Task directions:
Extract every line that contains the string "МИТРОВИЦА".

Data records:
start
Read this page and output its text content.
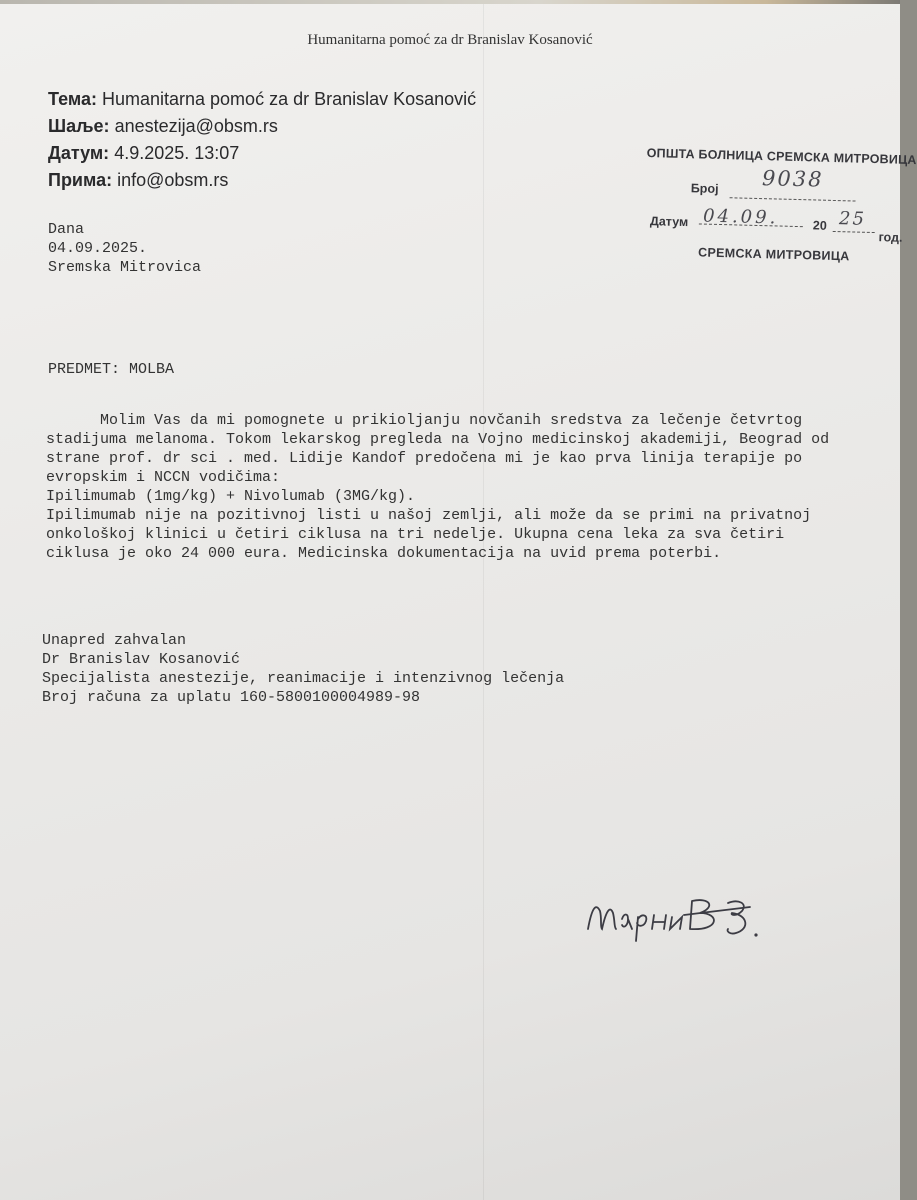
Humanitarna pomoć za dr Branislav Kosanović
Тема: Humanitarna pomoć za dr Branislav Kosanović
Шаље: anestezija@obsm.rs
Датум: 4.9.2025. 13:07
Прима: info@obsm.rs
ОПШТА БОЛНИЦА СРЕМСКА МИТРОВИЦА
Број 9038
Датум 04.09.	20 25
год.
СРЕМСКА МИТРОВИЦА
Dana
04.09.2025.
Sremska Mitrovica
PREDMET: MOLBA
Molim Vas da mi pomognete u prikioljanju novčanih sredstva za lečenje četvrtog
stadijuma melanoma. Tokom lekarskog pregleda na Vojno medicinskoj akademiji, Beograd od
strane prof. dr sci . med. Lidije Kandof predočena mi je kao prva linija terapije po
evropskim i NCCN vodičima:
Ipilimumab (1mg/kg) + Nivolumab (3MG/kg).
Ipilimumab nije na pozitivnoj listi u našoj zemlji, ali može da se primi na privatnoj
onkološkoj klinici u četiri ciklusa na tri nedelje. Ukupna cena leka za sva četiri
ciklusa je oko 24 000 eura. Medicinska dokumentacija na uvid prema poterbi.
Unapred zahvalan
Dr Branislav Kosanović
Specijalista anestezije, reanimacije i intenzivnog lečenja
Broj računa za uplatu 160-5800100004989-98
end
Solution to this task:
ОПШТА БОЛНИЦА СРЕМСКА МИТРОВИЦА
СРЕМСКА МИТРОВИЦА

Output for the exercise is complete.